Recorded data

** START **

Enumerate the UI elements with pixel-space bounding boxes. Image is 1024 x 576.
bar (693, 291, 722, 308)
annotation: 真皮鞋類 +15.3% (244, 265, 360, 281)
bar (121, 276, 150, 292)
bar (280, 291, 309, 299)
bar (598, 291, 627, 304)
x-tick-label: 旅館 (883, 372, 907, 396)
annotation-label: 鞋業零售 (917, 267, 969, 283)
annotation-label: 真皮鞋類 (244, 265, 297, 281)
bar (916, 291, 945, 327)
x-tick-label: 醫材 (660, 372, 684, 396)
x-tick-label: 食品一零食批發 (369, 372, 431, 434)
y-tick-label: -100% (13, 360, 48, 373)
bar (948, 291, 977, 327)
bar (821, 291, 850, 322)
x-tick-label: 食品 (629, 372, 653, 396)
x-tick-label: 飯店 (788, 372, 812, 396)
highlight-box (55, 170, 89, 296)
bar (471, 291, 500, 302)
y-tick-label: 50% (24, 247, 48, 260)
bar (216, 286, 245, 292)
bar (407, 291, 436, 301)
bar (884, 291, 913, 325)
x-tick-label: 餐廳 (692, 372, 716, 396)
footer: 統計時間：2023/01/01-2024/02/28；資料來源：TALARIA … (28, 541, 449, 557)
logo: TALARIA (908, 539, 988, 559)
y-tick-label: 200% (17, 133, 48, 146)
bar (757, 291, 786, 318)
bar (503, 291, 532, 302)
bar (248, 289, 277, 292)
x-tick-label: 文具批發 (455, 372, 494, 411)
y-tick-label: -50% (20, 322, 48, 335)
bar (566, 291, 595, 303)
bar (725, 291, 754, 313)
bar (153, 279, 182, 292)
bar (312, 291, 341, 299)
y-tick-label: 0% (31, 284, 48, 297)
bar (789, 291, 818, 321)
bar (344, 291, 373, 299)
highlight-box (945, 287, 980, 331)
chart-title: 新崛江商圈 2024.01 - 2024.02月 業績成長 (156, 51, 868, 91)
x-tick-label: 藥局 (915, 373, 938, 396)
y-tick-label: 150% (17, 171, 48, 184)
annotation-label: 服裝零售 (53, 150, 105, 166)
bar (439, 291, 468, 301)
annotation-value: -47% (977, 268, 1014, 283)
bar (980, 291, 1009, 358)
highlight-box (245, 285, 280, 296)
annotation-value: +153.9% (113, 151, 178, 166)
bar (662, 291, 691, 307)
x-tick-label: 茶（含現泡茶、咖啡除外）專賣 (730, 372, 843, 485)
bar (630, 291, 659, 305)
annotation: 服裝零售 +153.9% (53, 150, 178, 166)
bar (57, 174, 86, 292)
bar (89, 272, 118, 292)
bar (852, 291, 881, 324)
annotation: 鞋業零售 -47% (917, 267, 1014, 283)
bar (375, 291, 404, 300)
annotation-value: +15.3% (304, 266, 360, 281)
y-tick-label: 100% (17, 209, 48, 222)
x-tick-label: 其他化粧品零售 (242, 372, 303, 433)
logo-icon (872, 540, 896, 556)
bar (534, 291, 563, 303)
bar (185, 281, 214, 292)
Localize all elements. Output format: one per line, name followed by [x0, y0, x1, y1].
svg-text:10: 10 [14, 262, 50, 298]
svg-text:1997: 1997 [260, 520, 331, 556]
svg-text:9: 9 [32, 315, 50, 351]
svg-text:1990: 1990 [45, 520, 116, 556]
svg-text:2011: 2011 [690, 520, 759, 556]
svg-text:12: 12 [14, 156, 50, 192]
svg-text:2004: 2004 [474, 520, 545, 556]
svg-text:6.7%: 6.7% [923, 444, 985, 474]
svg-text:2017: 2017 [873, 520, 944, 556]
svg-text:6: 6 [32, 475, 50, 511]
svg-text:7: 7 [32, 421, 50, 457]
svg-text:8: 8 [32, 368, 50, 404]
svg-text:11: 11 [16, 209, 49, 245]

** END **

Exercise task:
Render every line from the first line of the recorded data down to the line containing "y-tick-label: -100% (13, 360, 48, 373)", inclusive, as a JSON list of strings, one string per line and no blank lines.

Answer:
[
  "Enumerate the UI elements with pixel-space bounding boxes. Image is 1024 x 576.",
  "bar (693, 291, 722, 308)",
  "annotation: 真皮鞋類 +15.3% (244, 265, 360, 281)",
  "bar (121, 276, 150, 292)",
  "bar (280, 291, 309, 299)",
  "bar (598, 291, 627, 304)",
  "x-tick-label: 旅館 (883, 372, 907, 396)",
  "annotation-label: 鞋業零售 (917, 267, 969, 283)",
  "annotation-label: 真皮鞋類 (244, 265, 297, 281)",
  "bar (916, 291, 945, 327)",
  "x-tick-label: 醫材 (660, 372, 684, 396)",
  "x-tick-label: 食品一零食批發 (369, 372, 431, 434)",
  "y-tick-label: -100% (13, 360, 48, 373)"
]